All lines holding the string "Outputs" are to be shown.

#### Data provided ####

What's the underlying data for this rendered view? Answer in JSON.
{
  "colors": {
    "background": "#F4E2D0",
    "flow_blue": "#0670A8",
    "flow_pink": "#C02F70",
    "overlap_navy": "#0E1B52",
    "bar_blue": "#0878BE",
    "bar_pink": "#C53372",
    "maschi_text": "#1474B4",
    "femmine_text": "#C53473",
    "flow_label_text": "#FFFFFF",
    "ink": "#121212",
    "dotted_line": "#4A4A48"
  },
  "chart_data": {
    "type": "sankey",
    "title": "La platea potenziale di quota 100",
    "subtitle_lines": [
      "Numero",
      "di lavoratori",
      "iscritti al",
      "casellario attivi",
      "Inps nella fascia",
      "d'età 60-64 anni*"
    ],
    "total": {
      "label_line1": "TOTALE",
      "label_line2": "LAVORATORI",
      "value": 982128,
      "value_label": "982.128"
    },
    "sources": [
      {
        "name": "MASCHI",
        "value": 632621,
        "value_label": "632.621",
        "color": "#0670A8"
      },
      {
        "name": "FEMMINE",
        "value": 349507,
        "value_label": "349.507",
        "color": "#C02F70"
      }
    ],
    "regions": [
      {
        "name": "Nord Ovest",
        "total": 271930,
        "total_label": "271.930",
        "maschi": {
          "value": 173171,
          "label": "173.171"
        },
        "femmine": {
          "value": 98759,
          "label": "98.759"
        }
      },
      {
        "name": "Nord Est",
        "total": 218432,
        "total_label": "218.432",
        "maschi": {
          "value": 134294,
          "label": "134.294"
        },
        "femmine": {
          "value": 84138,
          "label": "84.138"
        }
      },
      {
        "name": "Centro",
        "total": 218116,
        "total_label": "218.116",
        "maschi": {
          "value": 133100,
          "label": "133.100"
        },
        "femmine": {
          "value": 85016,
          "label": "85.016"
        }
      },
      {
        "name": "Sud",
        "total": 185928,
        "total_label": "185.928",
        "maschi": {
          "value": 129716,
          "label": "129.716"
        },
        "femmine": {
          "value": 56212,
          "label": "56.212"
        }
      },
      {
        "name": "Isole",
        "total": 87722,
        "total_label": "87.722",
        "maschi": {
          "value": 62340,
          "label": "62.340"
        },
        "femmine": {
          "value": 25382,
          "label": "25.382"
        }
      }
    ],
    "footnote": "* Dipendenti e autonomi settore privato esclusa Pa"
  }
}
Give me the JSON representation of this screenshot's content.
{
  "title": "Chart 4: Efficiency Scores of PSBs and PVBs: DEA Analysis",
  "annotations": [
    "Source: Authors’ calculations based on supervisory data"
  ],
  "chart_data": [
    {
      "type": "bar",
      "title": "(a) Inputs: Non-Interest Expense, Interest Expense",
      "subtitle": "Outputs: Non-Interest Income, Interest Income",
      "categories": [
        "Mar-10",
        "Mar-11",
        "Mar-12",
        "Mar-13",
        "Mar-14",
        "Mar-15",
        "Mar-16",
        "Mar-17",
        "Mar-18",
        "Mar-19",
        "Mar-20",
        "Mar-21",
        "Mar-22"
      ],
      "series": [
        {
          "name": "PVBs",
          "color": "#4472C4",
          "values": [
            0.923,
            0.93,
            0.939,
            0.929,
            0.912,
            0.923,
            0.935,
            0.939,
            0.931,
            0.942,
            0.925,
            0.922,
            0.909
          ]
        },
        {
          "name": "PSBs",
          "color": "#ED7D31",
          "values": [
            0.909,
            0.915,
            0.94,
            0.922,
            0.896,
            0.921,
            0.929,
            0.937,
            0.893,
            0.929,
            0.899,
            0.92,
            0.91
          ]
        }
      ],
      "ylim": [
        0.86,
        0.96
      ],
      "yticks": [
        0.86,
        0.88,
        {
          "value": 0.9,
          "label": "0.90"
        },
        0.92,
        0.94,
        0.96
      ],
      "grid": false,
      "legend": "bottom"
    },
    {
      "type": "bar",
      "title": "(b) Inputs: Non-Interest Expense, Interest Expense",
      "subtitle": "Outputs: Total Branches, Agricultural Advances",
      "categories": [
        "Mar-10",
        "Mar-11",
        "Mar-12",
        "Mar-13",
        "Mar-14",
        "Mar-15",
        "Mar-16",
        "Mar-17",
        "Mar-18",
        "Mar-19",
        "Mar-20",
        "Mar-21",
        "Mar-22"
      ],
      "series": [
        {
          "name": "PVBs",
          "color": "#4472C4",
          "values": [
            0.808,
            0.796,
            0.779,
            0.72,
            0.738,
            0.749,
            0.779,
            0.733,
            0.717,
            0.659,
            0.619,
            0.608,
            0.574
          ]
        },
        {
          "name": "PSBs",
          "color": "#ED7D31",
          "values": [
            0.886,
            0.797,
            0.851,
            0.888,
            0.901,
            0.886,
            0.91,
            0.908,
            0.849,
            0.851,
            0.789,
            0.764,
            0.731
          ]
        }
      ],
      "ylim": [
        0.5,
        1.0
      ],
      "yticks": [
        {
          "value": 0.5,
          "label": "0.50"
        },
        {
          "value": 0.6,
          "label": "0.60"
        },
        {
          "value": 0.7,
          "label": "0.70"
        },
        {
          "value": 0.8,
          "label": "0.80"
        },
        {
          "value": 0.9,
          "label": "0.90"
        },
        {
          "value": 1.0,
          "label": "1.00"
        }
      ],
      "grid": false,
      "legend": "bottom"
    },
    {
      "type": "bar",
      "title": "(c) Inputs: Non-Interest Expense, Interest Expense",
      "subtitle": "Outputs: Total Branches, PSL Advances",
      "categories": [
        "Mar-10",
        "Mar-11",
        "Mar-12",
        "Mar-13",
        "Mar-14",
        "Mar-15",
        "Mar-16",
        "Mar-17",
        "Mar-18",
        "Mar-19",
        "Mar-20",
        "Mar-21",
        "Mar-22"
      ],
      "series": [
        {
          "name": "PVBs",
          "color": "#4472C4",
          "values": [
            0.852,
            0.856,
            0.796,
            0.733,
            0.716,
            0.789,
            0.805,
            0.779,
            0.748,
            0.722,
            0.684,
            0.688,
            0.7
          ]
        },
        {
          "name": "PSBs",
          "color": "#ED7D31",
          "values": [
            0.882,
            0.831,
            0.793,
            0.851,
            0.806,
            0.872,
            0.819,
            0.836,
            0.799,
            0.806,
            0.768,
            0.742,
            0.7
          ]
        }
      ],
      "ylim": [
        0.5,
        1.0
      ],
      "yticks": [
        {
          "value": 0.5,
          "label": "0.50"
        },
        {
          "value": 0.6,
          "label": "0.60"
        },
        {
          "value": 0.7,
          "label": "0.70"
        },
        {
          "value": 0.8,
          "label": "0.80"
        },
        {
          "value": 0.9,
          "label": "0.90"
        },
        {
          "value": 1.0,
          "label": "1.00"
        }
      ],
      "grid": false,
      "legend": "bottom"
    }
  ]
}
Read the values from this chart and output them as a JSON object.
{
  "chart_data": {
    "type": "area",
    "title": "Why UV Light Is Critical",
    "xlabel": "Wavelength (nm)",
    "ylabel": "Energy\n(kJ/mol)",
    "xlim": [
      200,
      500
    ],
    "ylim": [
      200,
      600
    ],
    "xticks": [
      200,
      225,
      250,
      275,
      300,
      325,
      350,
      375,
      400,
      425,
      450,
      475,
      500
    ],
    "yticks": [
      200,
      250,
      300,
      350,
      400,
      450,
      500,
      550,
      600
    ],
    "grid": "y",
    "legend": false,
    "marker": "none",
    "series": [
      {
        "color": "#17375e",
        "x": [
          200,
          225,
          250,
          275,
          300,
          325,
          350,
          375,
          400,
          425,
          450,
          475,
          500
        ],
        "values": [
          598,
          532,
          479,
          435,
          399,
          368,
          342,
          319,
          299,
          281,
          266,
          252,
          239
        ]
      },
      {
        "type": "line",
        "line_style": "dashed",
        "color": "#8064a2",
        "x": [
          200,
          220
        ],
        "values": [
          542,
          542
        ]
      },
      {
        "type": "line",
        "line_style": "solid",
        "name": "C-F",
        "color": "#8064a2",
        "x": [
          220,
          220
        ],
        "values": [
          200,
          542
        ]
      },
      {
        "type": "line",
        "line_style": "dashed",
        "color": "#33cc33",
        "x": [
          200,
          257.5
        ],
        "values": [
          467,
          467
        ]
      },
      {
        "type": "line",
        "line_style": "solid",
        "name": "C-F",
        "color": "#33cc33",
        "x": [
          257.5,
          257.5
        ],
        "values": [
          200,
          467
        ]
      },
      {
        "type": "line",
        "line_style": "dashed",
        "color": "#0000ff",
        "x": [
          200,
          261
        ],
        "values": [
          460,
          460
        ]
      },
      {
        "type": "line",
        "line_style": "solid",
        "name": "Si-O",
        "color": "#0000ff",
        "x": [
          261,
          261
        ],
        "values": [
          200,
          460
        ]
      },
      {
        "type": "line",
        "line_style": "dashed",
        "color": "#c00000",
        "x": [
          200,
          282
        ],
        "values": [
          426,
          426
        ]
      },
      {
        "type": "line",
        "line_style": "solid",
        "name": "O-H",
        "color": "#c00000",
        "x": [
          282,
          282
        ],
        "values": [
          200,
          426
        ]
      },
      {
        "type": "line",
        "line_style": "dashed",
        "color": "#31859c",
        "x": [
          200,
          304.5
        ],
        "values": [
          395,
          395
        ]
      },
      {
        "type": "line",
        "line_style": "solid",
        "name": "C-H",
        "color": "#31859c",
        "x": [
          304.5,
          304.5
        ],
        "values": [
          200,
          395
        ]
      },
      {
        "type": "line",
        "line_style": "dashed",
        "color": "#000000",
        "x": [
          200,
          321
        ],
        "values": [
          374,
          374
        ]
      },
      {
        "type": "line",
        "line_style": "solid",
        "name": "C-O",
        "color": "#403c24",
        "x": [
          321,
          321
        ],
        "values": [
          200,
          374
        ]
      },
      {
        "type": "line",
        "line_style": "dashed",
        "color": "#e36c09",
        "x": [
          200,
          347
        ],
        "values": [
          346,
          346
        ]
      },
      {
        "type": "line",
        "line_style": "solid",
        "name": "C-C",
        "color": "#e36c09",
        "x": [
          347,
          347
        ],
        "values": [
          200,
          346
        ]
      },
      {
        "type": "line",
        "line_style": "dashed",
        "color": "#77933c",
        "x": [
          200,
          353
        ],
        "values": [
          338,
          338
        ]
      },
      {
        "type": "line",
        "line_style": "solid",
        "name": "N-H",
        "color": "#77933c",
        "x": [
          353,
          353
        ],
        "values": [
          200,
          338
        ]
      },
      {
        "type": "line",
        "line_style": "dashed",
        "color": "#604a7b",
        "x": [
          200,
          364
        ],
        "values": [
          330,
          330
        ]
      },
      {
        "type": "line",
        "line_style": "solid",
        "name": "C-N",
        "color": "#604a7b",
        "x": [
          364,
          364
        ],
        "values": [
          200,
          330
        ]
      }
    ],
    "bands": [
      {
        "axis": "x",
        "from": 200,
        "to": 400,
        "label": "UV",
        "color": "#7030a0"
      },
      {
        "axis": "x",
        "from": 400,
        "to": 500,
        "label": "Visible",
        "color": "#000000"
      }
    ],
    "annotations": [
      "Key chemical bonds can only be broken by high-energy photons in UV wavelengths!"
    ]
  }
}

####

__Written reply__.
      "subtitle": "Outputs: Non-Interest Income, Interest Income",
      "subtitle": "Outputs: Total Branches, Agricultural Advances",
      "subtitle": "Outputs: Total Branches, PSL Advances",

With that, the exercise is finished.